— START Supplied material —
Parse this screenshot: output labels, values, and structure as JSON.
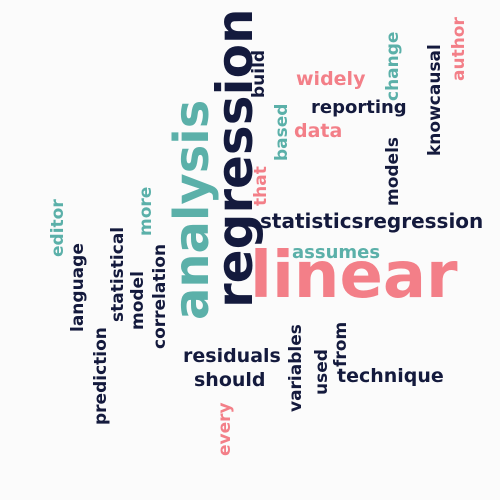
{
  "word_cloud": {
    "colors": {
      "navy": "#141a3d",
      "pink": "#f37f88",
      "teal": "#5bb0a9",
      "background": "#fbfbfb"
    },
    "words": {
      "linear": "linear",
      "regression": "regression",
      "analysis": "analysis",
      "statisticsregression": "statisticsregression",
      "assumes": "assumes",
      "reporting": "reporting",
      "widely": "widely",
      "data": "data",
      "residuals": "residuals",
      "should": "should",
      "technique": "technique",
      "build": "build",
      "based": "based",
      "that": "that",
      "change": "change",
      "models": "models",
      "knowcausal": "knowcausal",
      "author": "author",
      "more": "more",
      "editor": "editor",
      "language": "language",
      "prediction": "prediction",
      "statistical": "statistical",
      "model": "model",
      "correlation": "correlation",
      "every": "every",
      "variables": "variables",
      "used": "used",
      "from": "from"
    }
  }
}
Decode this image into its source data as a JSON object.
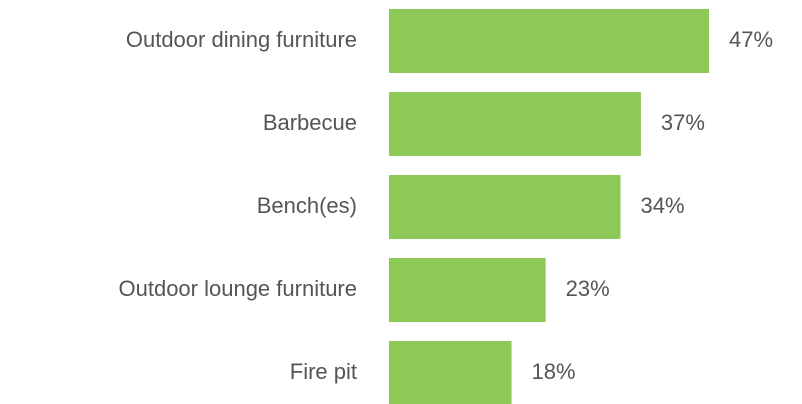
{
  "chart_data": {
    "type": "bar",
    "orientation": "horizontal",
    "categories": [
      "Outdoor dining furniture",
      "Barbecue",
      "Bench(es)",
      "Outdoor lounge furniture",
      "Fire pit"
    ],
    "values": [
      47,
      37,
      34,
      23,
      18
    ],
    "value_labels": [
      "47%",
      "37%",
      "34%",
      "23%",
      "18%"
    ],
    "color": "#8dc957"
  }
}
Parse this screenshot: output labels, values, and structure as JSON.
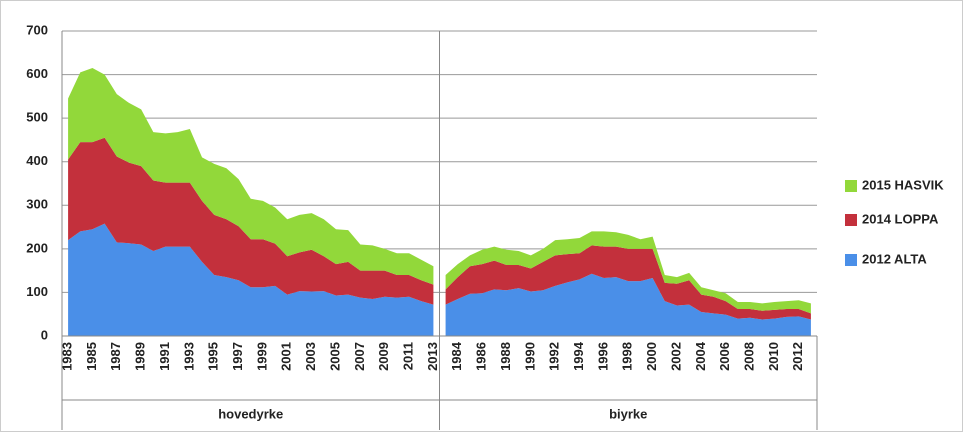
{
  "chart_data": {
    "type": "stacked-area",
    "groups": [
      "hovedyrke",
      "biyrke"
    ],
    "categories": [
      "1983",
      null,
      "1985",
      null,
      "1987",
      null,
      "1989",
      null,
      "1991",
      null,
      "1993",
      null,
      "1995",
      null,
      "1997",
      null,
      "1999",
      null,
      "2001",
      null,
      "2003",
      null,
      "2005",
      null,
      "2007",
      null,
      "2009",
      null,
      "2011",
      null,
      "2013",
      null,
      "1984",
      null,
      "1986",
      null,
      "1988",
      null,
      "1990",
      null,
      "1992",
      null,
      "1994",
      null,
      "1996",
      null,
      "1998",
      null,
      "2000",
      null,
      "2002",
      null,
      "2004",
      null,
      "2006",
      null,
      "2008",
      null,
      "2010",
      null,
      "2012",
      null
    ],
    "series": [
      {
        "name": "2012 ALTA",
        "color": "#4a8fe8",
        "values": [
          220,
          240,
          245,
          258,
          215,
          213,
          210,
          195,
          205,
          205,
          205,
          170,
          140,
          135,
          128,
          112,
          112,
          115,
          95,
          103,
          102,
          103,
          93,
          95,
          88,
          85,
          90,
          88,
          90,
          80,
          72,
          72,
          85,
          97,
          98,
          107,
          105,
          110,
          102,
          105,
          115,
          123,
          130,
          143,
          133,
          135,
          126,
          126,
          133,
          80,
          70,
          72,
          55,
          52,
          49,
          40,
          42,
          38,
          40,
          44,
          45,
          38
        ]
      },
      {
        "name": "2014 LOPPA",
        "color": "#c3303c",
        "values": [
          185,
          205,
          200,
          197,
          197,
          185,
          180,
          162,
          147,
          147,
          147,
          140,
          138,
          133,
          124,
          110,
          110,
          97,
          88,
          89,
          96,
          80,
          72,
          75,
          62,
          65,
          60,
          52,
          50,
          48,
          46,
          35,
          50,
          63,
          67,
          66,
          58,
          53,
          53,
          65,
          70,
          65,
          60,
          65,
          72,
          70,
          74,
          74,
          67,
          42,
          50,
          56,
          40,
          38,
          31,
          22,
          20,
          20,
          20,
          18,
          17,
          14
        ]
      },
      {
        "name": "2015 HASVIK",
        "color": "#92d83a",
        "values": [
          140,
          160,
          170,
          145,
          143,
          137,
          130,
          111,
          113,
          116,
          123,
          100,
          117,
          117,
          108,
          93,
          88,
          83,
          85,
          86,
          84,
          85,
          80,
          73,
          60,
          58,
          50,
          50,
          50,
          47,
          42,
          33,
          30,
          25,
          33,
          32,
          35,
          32,
          30,
          30,
          35,
          34,
          35,
          32,
          35,
          33,
          32,
          22,
          28,
          18,
          15,
          17,
          17,
          15,
          18,
          16,
          16,
          17,
          18,
          18,
          20,
          23
        ]
      }
    ],
    "ylim": [
      0,
      700
    ],
    "yticks": [
      0,
      100,
      200,
      300,
      400,
      500,
      600,
      700
    ],
    "grid": true
  }
}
— END Supplied material —
#### Work to do
Output every entry exactly as given; pictures are not part of the copy.

#### Correct answer
Parse this screenshot: output labels, values, and structure as JSON.
{
  "word_cloud": {
    "colors": {
      "navy": "#141a3d",
      "pink": "#f37f88",
      "teal": "#5bb0a9",
      "background": "#fbfbfb"
    },
    "words": {
      "linear": "linear",
      "regression": "regression",
      "analysis": "analysis",
      "statisticsregression": "statisticsregression",
      "assumes": "assumes",
      "reporting": "reporting",
      "widely": "widely",
      "data": "data",
      "residuals": "residuals",
      "should": "should",
      "technique": "technique",
      "build": "build",
      "based": "based",
      "that": "that",
      "change": "change",
      "models": "models",
      "knowcausal": "knowcausal",
      "author": "author",
      "more": "more",
      "editor": "editor",
      "language": "language",
      "prediction": "prediction",
      "statistical": "statistical",
      "model": "model",
      "correlation": "correlation",
      "every": "every",
      "variables": "variables",
      "used": "used",
      "from": "from"
    }
  }
}
Decode this image into its source data as a JSON object.
{
  "chart_data": {
    "type": "bar",
    "orientation": "horizontal",
    "categories": [
      "Outdoor dining furniture",
      "Barbecue",
      "Bench(es)",
      "Outdoor lounge furniture",
      "Fire pit"
    ],
    "values": [
      47,
      37,
      34,
      23,
      18
    ],
    "value_labels": [
      "47%",
      "37%",
      "34%",
      "23%",
      "18%"
    ],
    "color": "#8dc957"
  }
}
Parse this screenshot: output labels, values, and structure as JSON.
{
  "chart_data": {
    "type": "stacked-area",
    "groups": [
      "hovedyrke",
      "biyrke"
    ],
    "categories": [
      "1983",
      null,
      "1985",
      null,
      "1987",
      null,
      "1989",
      null,
      "1991",
      null,
      "1993",
      null,
      "1995",
      null,
      "1997",
      null,
      "1999",
      null,
      "2001",
      null,
      "2003",
      null,
      "2005",
      null,
      "2007",
      null,
      "2009",
      null,
      "2011",
      null,
      "2013",
      null,
      "1984",
      null,
      "1986",
      null,
      "1988",
      null,
      "1990",
      null,
      "1992",
      null,
      "1994",
      null,
      "1996",
      null,
      "1998",
      null,
      "2000",
      null,
      "2002",
      null,
      "2004",
      null,
      "2006",
      null,
      "2008",
      null,
      "2010",
      null,
      "2012",
      null
    ],
    "series": [
      {
        "name": "2012 ALTA",
        "color": "#4a8fe8",
        "values": [
          220,
          240,
          245,
          258,
          215,
          213,
          210,
          195,
          205,
          205,
          205,
          170,
          140,
          135,
          128,
          112,
          112,
          115,
          95,
          103,
          102,
          103,
          93,
          95,
          88,
          85,
          90,
          88,
          90,
          80,
          72,
          72,
          85,
          97,
          98,
          107,
          105,
          110,
          102,
          105,
          115,
          123,
          130,
          143,
          133,
          135,
          126,
          126,
          133,
          80,
          70,
          72,
          55,
          52,
          49,
          40,
          42,
          38,
          40,
          44,
          45,
          38
        ]
      },
      {
        "name": "2014 LOPPA",
        "color": "#c3303c",
        "values": [
          185,
          205,
          200,
          197,
          197,
          185,
          180,
          162,
          147,
          147,
          147,
          140,
          138,
          133,
          124,
          110,
          110,
          97,
          88,
          89,
          96,
          80,
          72,
          75,
          62,
          65,
          60,
          52,
          50,
          48,
          46,
          35,
          50,
          63,
          67,
          66,
          58,
          53,
          53,
          65,
          70,
          65,
          60,
          65,
          72,
          70,
          74,
          74,
          67,
          42,
          50,
          56,
          40,
          38,
          31,
          22,
          20,
          20,
          20,
          18,
          17,
          14
        ]
      },
      {
        "name": "2015 HASVIK",
        "color": "#92d83a",
        "values": [
          140,
          160,
          170,
          145,
          143,
          137,
          130,
          111,
          113,
          116,
          123,
          100,
          117,
          117,
          108,
          93,
          88,
          83,
          85,
          86,
          84,
          85,
          80,
          73,
          60,
          58,
          50,
          50,
          50,
          47,
          42,
          33,
          30,
          25,
          33,
          32,
          35,
          32,
          30,
          30,
          35,
          34,
          35,
          32,
          35,
          33,
          32,
          22,
          28,
          18,
          15,
          17,
          17,
          15,
          18,
          16,
          16,
          17,
          18,
          18,
          20,
          23
        ]
      }
    ],
    "ylim": [
      0,
      700
    ],
    "yticks": [
      0,
      100,
      200,
      300,
      400,
      500,
      600,
      700
    ],
    "grid": true
  }
}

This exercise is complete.